GIVEN PROBLEM 1 »
List the names of all the artists whose work the exhibition review discusses.
GIVEN PROBLEM 2 »
Quote the exhibition review word for word, starting at the words "From the back" and ending after the words "more passionate spirituality.".

PASSAGE GIVEN »
Categories
Art Art Feature

Think About It

In order to access “On Others,” the current exhibition at Rhodes’ Clough-Hanson Gallery, you must first get past two seven-foot-tall sentinels made by Steven Thompson. One, Aegis of the Green and Bold Cooperative, is a vision of patriotic, nationalistic impulses gone terribly awry. A leather hood and robe obscure Aegis’ face and body. Attached to his sewn-up eye sockets are long leather thongs that hang down and wrap around the figure’s arms. This sightless, endlessly looping, relentlessly self-absorbed sentinel suggests that getting past habitual thinking and embracing others’ points of view are not easy tasks.

Melody Owen echoes this notion in her video installations. Instead of roaring, Owen’s version of a Hollywood trademark, MGM Lion, hiccups a series of art nouveau baubles. These brightly colored, quickly dissappearing hiccups read like droll commentary on formula movies spit out by Hollywood during the 1950s.

From the back of the gallery we hear pervasive, undulating sounds. This chorus comes from 22 tiny speakers Greg Pond has placed in an aluminum web that supports dead branches and artificial flowers for a piece titled Sugar Candy Mountain: The Final Resting Place for the Soul of Saint T. Poignantly and fittingly, Saint T, in part, probably refers to the 16th-century mystic Saint Teresa, whose beautiful descriptions of mystical experience have helped others access a more passionate spirituality.

[Stored entries]
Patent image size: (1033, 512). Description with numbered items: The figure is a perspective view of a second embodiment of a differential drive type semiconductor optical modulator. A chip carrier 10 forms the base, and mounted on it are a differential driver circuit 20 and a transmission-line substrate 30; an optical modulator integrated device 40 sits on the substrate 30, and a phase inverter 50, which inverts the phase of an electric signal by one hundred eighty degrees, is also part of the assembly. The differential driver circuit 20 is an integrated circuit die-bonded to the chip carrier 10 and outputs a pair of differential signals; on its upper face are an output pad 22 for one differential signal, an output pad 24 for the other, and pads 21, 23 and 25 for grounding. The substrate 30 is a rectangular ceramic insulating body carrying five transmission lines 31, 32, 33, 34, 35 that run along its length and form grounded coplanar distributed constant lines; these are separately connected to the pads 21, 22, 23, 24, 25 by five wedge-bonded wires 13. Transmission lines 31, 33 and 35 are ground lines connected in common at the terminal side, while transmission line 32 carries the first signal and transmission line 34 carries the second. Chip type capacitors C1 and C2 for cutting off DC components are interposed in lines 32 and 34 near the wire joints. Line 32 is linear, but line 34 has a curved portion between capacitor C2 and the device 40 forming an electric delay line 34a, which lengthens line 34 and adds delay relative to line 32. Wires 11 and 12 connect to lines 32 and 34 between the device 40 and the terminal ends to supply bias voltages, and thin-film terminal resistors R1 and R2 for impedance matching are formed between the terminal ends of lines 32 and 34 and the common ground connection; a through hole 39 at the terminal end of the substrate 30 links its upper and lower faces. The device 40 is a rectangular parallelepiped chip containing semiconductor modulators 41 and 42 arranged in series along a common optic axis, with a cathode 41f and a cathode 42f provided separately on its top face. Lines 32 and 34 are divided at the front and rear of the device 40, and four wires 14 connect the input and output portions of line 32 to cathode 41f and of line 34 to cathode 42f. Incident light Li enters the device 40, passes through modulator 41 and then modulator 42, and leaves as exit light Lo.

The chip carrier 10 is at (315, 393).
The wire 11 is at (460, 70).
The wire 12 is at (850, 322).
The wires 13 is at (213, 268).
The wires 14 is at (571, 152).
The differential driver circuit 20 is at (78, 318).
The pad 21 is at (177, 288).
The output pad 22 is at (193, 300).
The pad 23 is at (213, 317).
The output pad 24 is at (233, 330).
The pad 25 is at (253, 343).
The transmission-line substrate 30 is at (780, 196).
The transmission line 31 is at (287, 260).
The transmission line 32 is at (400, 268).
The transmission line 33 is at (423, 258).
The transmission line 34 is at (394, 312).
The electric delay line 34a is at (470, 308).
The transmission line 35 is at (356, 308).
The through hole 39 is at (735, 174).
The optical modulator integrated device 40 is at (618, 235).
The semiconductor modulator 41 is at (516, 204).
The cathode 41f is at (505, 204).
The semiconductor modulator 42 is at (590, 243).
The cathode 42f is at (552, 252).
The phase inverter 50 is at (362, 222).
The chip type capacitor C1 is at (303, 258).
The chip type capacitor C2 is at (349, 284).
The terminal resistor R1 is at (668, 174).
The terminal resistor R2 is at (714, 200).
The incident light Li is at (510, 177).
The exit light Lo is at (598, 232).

TASK ANSWER 1 »
Steven Thompson
Melody Owen
Greg Pond

TASK ANSWER 2 »
From the back of the gallery we hear pervasive, undulating sounds. This chorus comes from 22 tiny speakers Greg Pond has placed in an aluminum web that supports dead branches and artificial flowers for a piece titled Sugar Candy Mountain: The Final Resting Place for the Soul of Saint T. Poignantly and fittingly, Saint T, in part, probably refers to the 16th-century mystic Saint Teresa, whose beautiful descriptions of mystical experience have helped others access a more passionate spirituality.